* RECORD SET *
┄┄┄┄┄┄┄┄┄┄┄┄┄┄┄┄┄┄┄┄

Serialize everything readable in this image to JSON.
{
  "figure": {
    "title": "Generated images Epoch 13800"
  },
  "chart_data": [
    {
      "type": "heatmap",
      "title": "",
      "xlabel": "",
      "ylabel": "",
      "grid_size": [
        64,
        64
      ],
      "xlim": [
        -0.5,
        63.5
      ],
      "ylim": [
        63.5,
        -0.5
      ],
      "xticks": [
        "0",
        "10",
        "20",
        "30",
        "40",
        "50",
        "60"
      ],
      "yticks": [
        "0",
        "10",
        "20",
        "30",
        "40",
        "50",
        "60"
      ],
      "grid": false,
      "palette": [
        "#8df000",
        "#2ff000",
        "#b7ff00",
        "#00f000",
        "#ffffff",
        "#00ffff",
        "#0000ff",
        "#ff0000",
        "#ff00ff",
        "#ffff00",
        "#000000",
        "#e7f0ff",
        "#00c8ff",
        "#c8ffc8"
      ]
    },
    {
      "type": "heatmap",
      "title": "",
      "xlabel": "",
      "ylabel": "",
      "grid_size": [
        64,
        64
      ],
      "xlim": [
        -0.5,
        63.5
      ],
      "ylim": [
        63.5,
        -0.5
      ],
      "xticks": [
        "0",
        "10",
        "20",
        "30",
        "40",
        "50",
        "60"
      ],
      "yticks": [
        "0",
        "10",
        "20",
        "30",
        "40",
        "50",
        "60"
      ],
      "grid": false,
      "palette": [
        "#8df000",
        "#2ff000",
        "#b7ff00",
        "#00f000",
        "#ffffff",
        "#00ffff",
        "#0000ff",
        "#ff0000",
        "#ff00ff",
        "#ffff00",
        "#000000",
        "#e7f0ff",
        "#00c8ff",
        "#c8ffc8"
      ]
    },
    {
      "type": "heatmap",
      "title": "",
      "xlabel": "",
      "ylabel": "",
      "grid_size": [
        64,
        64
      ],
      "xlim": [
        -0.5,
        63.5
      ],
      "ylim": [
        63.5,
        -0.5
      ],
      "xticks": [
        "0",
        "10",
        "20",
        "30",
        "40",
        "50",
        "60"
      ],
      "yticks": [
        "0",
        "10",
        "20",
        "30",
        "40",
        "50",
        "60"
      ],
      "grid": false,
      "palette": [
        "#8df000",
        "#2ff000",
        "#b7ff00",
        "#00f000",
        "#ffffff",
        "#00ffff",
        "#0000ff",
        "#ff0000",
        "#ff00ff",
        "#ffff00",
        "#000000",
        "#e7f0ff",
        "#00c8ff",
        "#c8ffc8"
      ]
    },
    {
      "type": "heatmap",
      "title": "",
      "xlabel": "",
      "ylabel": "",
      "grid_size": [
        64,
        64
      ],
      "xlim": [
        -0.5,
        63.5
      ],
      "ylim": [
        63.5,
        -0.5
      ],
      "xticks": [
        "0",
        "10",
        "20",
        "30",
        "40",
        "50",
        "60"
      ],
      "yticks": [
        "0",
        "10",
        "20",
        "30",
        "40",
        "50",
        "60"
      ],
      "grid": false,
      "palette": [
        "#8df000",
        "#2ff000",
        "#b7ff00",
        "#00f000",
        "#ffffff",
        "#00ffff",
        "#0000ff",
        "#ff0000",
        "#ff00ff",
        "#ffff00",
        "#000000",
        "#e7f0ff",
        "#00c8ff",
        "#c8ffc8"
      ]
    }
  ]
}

┄┄┄┄┄┄┄┄┄┄┄┄┄┄┄┄┄┄┄┄

* PROBLEM STATEMENT *
Nothing should be left out: repeat all of the data exactly.

* SOLUTION *
Serialize everything readable in this image to JSON.
{
  "figure": {
    "title": "Generated images Epoch 13800"
  },
  "chart_data": [
    {
      "type": "heatmap",
      "title": "",
      "xlabel": "",
      "ylabel": "",
      "grid_size": [
        64,
        64
      ],
      "xlim": [
        -0.5,
        63.5
      ],
      "ylim": [
        63.5,
        -0.5
      ],
      "xticks": [
        "0",
        "10",
        "20",
        "30",
        "40",
        "50",
        "60"
      ],
      "yticks": [
        "0",
        "10",
        "20",
        "30",
        "40",
        "50",
        "60"
      ],
      "grid": false,
      "palette": [
        "#8df000",
        "#2ff000",
        "#b7ff00",
        "#00f000",
        "#ffffff",
        "#00ffff",
        "#0000ff",
        "#ff0000",
        "#ff00ff",
        "#ffff00",
        "#000000",
        "#e7f0ff",
        "#00c8ff",
        "#c8ffc8"
      ]
    },
    {
      "type": "heatmap",
      "title": "",
      "xlabel": "",
      "ylabel": "",
      "grid_size": [
        64,
        64
      ],
      "xlim": [
        -0.5,
        63.5
      ],
      "ylim": [
        63.5,
        -0.5
      ],
      "xticks": [
        "0",
        "10",
        "20",
        "30",
        "40",
        "50",
        "60"
      ],
      "yticks": [
        "0",
        "10",
        "20",
        "30",
        "40",
        "50",
        "60"
      ],
      "grid": false,
      "palette": [
        "#8df000",
        "#2ff000",
        "#b7ff00",
        "#00f000",
        "#ffffff",
        "#00ffff",
        "#0000ff",
        "#ff0000",
        "#ff00ff",
        "#ffff00",
        "#000000",
        "#e7f0ff",
        "#00c8ff",
        "#c8ffc8"
      ]
    },
    {
      "type": "heatmap",
      "title": "",
      "xlabel": "",
      "ylabel": "",
      "grid_size": [
        64,
        64
      ],
      "xlim": [
        -0.5,
        63.5
      ],
      "ylim": [
        63.5,
        -0.5
      ],
      "xticks": [
        "0",
        "10",
        "20",
        "30",
        "40",
        "50",
        "60"
      ],
      "yticks": [
        "0",
        "10",
        "20",
        "30",
        "40",
        "50",
        "60"
      ],
      "grid": false,
      "palette": [
        "#8df000",
        "#2ff000",
        "#b7ff00",
        "#00f000",
        "#ffffff",
        "#00ffff",
        "#0000ff",
        "#ff0000",
        "#ff00ff",
        "#ffff00",
        "#000000",
        "#e7f0ff",
        "#00c8ff",
        "#c8ffc8"
      ]
    },
    {
      "type": "heatmap",
      "title": "",
      "xlabel": "",
      "ylabel": "",
      "grid_size": [
        64,
        64
      ],
      "xlim": [
        -0.5,
        63.5
      ],
      "ylim": [
        63.5,
        -0.5
      ],
      "xticks": [
        "0",
        "10",
        "20",
        "30",
        "40",
        "50",
        "60"
      ],
      "yticks": [
        "0",
        "10",
        "20",
        "30",
        "40",
        "50",
        "60"
      ],
      "grid": false,
      "palette": [
        "#8df000",
        "#2ff000",
        "#b7ff00",
        "#00f000",
        "#ffffff",
        "#00ffff",
        "#0000ff",
        "#ff0000",
        "#ff00ff",
        "#ffff00",
        "#000000",
        "#e7f0ff",
        "#00c8ff",
        "#c8ffc8"
      ]
    }
  ]
}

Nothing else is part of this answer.